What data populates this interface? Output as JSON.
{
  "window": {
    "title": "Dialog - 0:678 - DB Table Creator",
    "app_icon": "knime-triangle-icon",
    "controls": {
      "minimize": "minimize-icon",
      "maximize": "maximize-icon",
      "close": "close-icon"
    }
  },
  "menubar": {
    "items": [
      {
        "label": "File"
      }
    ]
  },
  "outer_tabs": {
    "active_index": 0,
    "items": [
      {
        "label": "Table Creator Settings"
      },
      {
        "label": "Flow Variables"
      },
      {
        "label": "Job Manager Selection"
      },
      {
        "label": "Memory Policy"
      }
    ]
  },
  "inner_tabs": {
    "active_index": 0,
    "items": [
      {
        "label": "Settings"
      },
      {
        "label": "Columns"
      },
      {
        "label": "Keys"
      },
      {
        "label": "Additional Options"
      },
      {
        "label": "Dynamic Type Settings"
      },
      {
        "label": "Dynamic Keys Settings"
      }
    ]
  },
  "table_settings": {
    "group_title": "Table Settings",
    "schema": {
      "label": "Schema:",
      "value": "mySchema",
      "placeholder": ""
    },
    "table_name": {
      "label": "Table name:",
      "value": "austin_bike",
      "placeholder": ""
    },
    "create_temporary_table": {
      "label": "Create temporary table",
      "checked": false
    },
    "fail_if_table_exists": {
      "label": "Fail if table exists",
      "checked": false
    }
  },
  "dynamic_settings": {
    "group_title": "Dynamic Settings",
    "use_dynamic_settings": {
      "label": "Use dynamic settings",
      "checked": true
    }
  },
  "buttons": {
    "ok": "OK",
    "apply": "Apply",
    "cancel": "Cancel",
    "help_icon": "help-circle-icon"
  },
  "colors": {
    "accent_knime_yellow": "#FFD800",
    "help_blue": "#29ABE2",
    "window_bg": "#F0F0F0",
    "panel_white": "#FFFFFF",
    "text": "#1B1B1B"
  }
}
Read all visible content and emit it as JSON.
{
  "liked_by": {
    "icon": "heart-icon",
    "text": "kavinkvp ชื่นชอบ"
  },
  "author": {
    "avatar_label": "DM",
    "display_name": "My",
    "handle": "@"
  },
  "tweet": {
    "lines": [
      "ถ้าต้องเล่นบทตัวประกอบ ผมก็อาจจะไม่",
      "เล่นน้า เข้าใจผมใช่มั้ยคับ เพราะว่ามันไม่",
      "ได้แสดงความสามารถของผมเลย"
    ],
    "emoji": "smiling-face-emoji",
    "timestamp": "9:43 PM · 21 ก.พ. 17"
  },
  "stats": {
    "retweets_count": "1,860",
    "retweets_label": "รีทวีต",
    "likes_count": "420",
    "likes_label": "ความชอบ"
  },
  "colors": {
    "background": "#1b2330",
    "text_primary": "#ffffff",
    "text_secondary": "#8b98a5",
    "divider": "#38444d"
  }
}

::::::

CHALLENGE => Each line above is to be repeated exactly.

THE COMPLETED TASK =>
What data populates this interface? Output as JSON.
{
  "window": {
    "title": "Dialog - 0:678 - DB Table Creator",
    "app_icon": "knime-triangle-icon",
    "controls": {
      "minimize": "minimize-icon",
      "maximize": "maximize-icon",
      "close": "close-icon"
    }
  },
  "menubar": {
    "items": [
      {
        "label": "File"
      }
    ]
  },
  "outer_tabs": {
    "active_index": 0,
    "items": [
      {
        "label": "Table Creator Settings"
      },
      {
        "label": "Flow Variables"
      },
      {
        "label": "Job Manager Selection"
      },
      {
        "label": "Memory Policy"
      }
    ]
  },
  "inner_tabs": {
    "active_index": 0,
    "items": [
      {
        "label": "Settings"
      },
      {
        "label": "Columns"
      },
      {
        "label": "Keys"
      },
      {
        "label": "Additional Options"
      },
      {
        "label": "Dynamic Type Settings"
      },
      {
        "label": "Dynamic Keys Settings"
      }
    ]
  },
  "table_settings": {
    "group_title": "Table Settings",
    "schema": {
      "label": "Schema:",
      "value": "mySchema",
      "placeholder": ""
    },
    "table_name": {
      "label": "Table name:",
      "value": "austin_bike",
      "placeholder": ""
    },
    "create_temporary_table": {
      "label": "Create temporary table",
      "checked": false
    },
    "fail_if_table_exists": {
      "label": "Fail if table exists",
      "checked": false
    }
  },
  "dynamic_settings": {
    "group_title": "Dynamic Settings",
    "use_dynamic_settings": {
      "label": "Use dynamic settings",
      "checked": true
    }
  },
  "buttons": {
    "ok": "OK",
    "apply": "Apply",
    "cancel": "Cancel",
    "help_icon": "help-circle-icon"
  },
  "colors": {
    "accent_knime_yellow": "#FFD800",
    "help_blue": "#29ABE2",
    "window_bg": "#F0F0F0",
    "panel_white": "#FFFFFF",
    "text": "#1B1B1B"
  }
}
Read all visible content and emit it as JSON.
{
  "liked_by": {
    "icon": "heart-icon",
    "text": "kavinkvp ชื่นชอบ"
  },
  "author": {
    "avatar_label": "DM",
    "display_name": "My",
    "handle": "@"
  },
  "tweet": {
    "lines": [
      "ถ้าต้องเล่นบทตัวประกอบ ผมก็อาจจะไม่",
      "เล่นน้า เข้าใจผมใช่มั้ยคับ เพราะว่ามันไม่",
      "ได้แสดงความสามารถของผมเลย"
    ],
    "emoji": "smiling-face-emoji",
    "timestamp": "9:43 PM · 21 ก.พ. 17"
  },
  "stats": {
    "retweets_count": "1,860",
    "retweets_label": "รีทวีต",
    "likes_count": "420",
    "likes_label": "ความชอบ"
  },
  "colors": {
    "background": "#1b2330",
    "text_primary": "#ffffff",
    "text_secondary": "#8b98a5",
    "divider": "#38444d"
  }
}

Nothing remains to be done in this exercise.